**Short exercise**
Return the records that follow unaltered. Omit every picture.

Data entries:
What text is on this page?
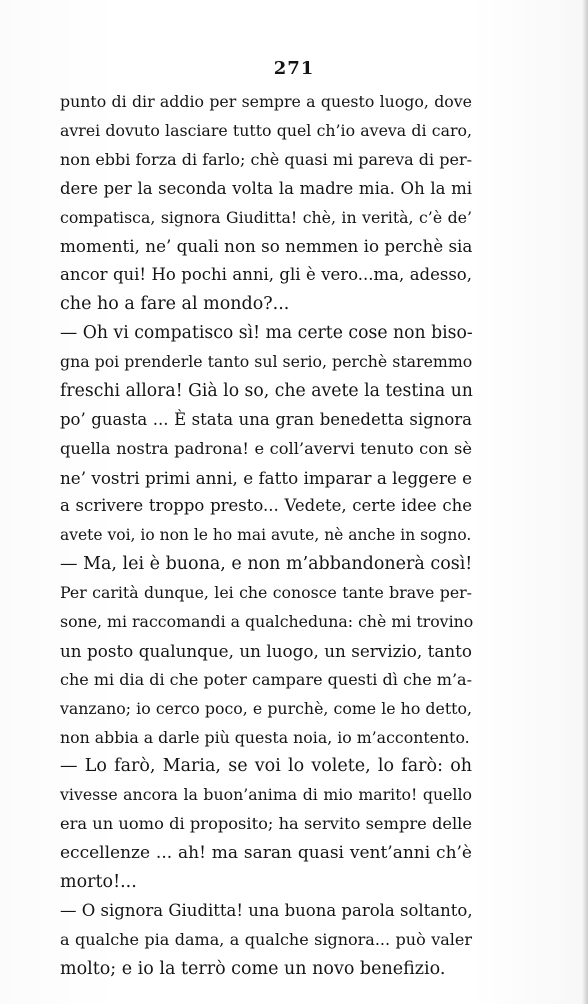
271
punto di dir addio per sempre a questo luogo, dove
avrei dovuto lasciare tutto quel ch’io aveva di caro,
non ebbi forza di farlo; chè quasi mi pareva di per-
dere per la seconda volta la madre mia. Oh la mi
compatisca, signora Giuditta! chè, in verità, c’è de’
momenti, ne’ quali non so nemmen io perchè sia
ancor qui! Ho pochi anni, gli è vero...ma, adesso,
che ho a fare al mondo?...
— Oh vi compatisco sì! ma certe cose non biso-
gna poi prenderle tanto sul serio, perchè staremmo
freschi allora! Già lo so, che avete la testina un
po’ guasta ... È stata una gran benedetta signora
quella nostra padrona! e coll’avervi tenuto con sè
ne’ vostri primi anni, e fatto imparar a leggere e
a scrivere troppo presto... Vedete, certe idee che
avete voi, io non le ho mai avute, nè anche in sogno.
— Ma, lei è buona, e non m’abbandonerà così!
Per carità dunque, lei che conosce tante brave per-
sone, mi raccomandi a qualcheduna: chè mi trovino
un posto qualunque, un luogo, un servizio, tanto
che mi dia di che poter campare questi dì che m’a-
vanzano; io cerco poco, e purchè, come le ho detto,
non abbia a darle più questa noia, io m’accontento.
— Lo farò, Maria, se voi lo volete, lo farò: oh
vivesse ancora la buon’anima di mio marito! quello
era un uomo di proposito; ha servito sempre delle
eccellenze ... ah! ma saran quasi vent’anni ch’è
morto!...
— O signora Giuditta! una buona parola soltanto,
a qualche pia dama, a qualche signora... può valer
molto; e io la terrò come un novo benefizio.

**Solution**
What text is on this page?
271
punto di dir addio per sempre a questo luogo, dove
avrei dovuto lasciare tutto quel ch’io aveva di caro,
non ebbi forza di farlo; chè quasi mi pareva di per-
dere per la seconda volta la madre mia. Oh la mi
compatisca, signora Giuditta! chè, in verità, c’è de’
momenti, ne’ quali non so nemmen io perchè sia
ancor qui! Ho pochi anni, gli è vero...ma, adesso,
che ho a fare al mondo?...
— Oh vi compatisco sì! ma certe cose non biso-
gna poi prenderle tanto sul serio, perchè staremmo
freschi allora! Già lo so, che avete la testina un
po’ guasta ... È stata una gran benedetta signora
quella nostra padrona! e coll’avervi tenuto con sè
ne’ vostri primi anni, e fatto imparar a leggere e
a scrivere troppo presto... Vedete, certe idee che
avete voi, io non le ho mai avute, nè anche in sogno.
— Ma, lei è buona, e non m’abbandonerà così!
Per carità dunque, lei che conosce tante brave per-
sone, mi raccomandi a qualcheduna: chè mi trovino
un posto qualunque, un luogo, un servizio, tanto
che mi dia di che poter campare questi dì che m’a-
vanzano; io cerco poco, e purchè, come le ho detto,
non abbia a darle più questa noia, io m’accontento.
— Lo farò, Maria, se voi lo volete, lo farò: oh
vivesse ancora la buon’anima di mio marito! quello
era un uomo di proposito; ha servito sempre delle
eccellenze ... ah! ma saran quasi vent’anni ch’è
morto!...
— O signora Giuditta! una buona parola soltanto,
a qualche pia dama, a qualche signora... può valer
molto; e io la terrò come un novo benefizio.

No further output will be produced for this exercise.